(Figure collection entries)
════════
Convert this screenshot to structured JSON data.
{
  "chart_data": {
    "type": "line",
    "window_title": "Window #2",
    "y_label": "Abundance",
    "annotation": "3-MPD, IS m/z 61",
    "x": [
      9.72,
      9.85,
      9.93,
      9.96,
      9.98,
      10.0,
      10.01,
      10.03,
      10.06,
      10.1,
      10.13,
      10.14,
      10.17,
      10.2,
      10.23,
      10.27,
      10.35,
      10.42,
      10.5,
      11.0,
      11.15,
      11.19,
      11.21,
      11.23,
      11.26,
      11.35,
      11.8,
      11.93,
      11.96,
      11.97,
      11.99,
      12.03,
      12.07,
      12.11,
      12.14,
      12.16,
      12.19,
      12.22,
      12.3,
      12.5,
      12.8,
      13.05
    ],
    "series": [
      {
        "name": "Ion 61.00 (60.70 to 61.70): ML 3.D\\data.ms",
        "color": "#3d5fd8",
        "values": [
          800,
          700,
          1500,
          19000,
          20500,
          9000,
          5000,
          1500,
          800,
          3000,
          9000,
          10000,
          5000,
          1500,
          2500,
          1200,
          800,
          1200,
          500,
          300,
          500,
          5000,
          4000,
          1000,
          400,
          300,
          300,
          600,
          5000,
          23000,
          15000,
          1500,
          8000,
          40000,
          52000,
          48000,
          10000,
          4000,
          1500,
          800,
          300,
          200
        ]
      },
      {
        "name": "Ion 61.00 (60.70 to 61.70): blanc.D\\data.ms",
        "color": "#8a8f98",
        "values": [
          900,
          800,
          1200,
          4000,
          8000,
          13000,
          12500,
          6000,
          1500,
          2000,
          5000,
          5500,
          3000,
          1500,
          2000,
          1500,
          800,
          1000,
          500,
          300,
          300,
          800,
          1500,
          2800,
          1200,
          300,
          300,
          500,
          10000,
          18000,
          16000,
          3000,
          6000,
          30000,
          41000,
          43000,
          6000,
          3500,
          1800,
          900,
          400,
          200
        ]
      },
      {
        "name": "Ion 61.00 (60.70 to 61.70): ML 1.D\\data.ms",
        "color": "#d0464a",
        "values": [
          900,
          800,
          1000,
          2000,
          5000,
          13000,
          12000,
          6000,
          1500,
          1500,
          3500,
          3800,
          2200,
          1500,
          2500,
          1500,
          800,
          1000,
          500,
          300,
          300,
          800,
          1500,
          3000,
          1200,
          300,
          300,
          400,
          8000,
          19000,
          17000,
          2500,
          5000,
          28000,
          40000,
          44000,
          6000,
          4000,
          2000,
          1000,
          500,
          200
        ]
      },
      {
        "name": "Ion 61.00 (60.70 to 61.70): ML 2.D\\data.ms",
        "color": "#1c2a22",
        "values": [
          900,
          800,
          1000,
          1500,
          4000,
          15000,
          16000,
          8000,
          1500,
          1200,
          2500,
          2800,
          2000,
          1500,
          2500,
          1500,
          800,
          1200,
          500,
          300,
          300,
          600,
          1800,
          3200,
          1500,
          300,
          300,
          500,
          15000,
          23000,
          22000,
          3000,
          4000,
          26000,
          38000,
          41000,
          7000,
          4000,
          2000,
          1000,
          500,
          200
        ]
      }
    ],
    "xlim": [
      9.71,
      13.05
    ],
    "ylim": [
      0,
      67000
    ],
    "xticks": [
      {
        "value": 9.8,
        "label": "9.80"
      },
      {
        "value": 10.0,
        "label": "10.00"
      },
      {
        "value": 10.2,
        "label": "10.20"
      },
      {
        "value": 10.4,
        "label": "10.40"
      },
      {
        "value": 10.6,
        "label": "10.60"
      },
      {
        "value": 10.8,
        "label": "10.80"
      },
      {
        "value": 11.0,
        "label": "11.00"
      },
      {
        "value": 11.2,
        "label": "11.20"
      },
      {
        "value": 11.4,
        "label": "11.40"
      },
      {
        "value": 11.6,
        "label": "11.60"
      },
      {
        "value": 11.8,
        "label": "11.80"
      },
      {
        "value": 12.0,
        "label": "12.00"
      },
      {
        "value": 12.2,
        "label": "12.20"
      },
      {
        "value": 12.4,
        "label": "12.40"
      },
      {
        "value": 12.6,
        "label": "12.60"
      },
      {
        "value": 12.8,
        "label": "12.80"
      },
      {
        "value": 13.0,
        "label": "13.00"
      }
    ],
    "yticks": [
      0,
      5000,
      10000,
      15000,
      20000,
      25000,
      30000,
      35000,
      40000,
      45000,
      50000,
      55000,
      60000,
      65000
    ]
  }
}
════════
Reproduce the entries above in full by retyping them exactly.

Convert this screenshot to structured JSON data.
{
  "chart_data": {
    "type": "line",
    "window_title": "Window #2",
    "y_label": "Abundance",
    "annotation": "3-MPD, IS m/z 61",
    "x": [
      9.72,
      9.85,
      9.93,
      9.96,
      9.98,
      10.0,
      10.01,
      10.03,
      10.06,
      10.1,
      10.13,
      10.14,
      10.17,
      10.2,
      10.23,
      10.27,
      10.35,
      10.42,
      10.5,
      11.0,
      11.15,
      11.19,
      11.21,
      11.23,
      11.26,
      11.35,
      11.8,
      11.93,
      11.96,
      11.97,
      11.99,
      12.03,
      12.07,
      12.11,
      12.14,
      12.16,
      12.19,
      12.22,
      12.3,
      12.5,
      12.8,
      13.05
    ],
    "series": [
      {
        "name": "Ion 61.00 (60.70 to 61.70): ML 3.D\\data.ms",
        "color": "#3d5fd8",
        "values": [
          800,
          700,
          1500,
          19000,
          20500,
          9000,
          5000,
          1500,
          800,
          3000,
          9000,
          10000,
          5000,
          1500,
          2500,
          1200,
          800,
          1200,
          500,
          300,
          500,
          5000,
          4000,
          1000,
          400,
          300,
          300,
          600,
          5000,
          23000,
          15000,
          1500,
          8000,
          40000,
          52000,
          48000,
          10000,
          4000,
          1500,
          800,
          300,
          200
        ]
      },
      {
        "name": "Ion 61.00 (60.70 to 61.70): blanc.D\\data.ms",
        "color": "#8a8f98",
        "values": [
          900,
          800,
          1200,
          4000,
          8000,
          13000,
          12500,
          6000,
          1500,
          2000,
          5000,
          5500,
          3000,
          1500,
          2000,
          1500,
          800,
          1000,
          500,
          300,
          300,
          800,
          1500,
          2800,
          1200,
          300,
          300,
          500,
          10000,
          18000,
          16000,
          3000,
          6000,
          30000,
          41000,
          43000,
          6000,
          3500,
          1800,
          900,
          400,
          200
        ]
      },
      {
        "name": "Ion 61.00 (60.70 to 61.70): ML 1.D\\data.ms",
        "color": "#d0464a",
        "values": [
          900,
          800,
          1000,
          2000,
          5000,
          13000,
          12000,
          6000,
          1500,
          1500,
          3500,
          3800,
          2200,
          1500,
          2500,
          1500,
          800,
          1000,
          500,
          300,
          300,
          800,
          1500,
          3000,
          1200,
          300,
          300,
          400,
          8000,
          19000,
          17000,
          2500,
          5000,
          28000,
          40000,
          44000,
          6000,
          4000,
          2000,
          1000,
          500,
          200
        ]
      },
      {
        "name": "Ion 61.00 (60.70 to 61.70): ML 2.D\\data.ms",
        "color": "#1c2a22",
        "values": [
          900,
          800,
          1000,
          1500,
          4000,
          15000,
          16000,
          8000,
          1500,
          1200,
          2500,
          2800,
          2000,
          1500,
          2500,
          1500,
          800,
          1200,
          500,
          300,
          300,
          600,
          1800,
          3200,
          1500,
          300,
          300,
          500,
          15000,
          23000,
          22000,
          3000,
          4000,
          26000,
          38000,
          41000,
          7000,
          4000,
          2000,
          1000,
          500,
          200
        ]
      }
    ],
    "xlim": [
      9.71,
      13.05
    ],
    "ylim": [
      0,
      67000
    ],
    "xticks": [
      {
        "value": 9.8,
        "label": "9.80"
      },
      {
        "value": 10.0,
        "label": "10.00"
      },
      {
        "value": 10.2,
        "label": "10.20"
      },
      {
        "value": 10.4,
        "label": "10.40"
      },
      {
        "value": 10.6,
        "label": "10.60"
      },
      {
        "value": 10.8,
        "label": "10.80"
      },
      {
        "value": 11.0,
        "label": "11.00"
      },
      {
        "value": 11.2,
        "label": "11.20"
      },
      {
        "value": 11.4,
        "label": "11.40"
      },
      {
        "value": 11.6,
        "label": "11.60"
      },
      {
        "value": 11.8,
        "label": "11.80"
      },
      {
        "value": 12.0,
        "label": "12.00"
      },
      {
        "value": 12.2,
        "label": "12.20"
      },
      {
        "value": 12.4,
        "label": "12.40"
      },
      {
        "value": 12.6,
        "label": "12.60"
      },
      {
        "value": 12.8,
        "label": "12.80"
      },
      {
        "value": 13.0,
        "label": "13.00"
      }
    ],
    "yticks": [
      0,
      5000,
      10000,
      15000,
      20000,
      25000,
      30000,
      35000,
      40000,
      45000,
      50000,
      55000,
      60000,
      65000
    ]
  }
}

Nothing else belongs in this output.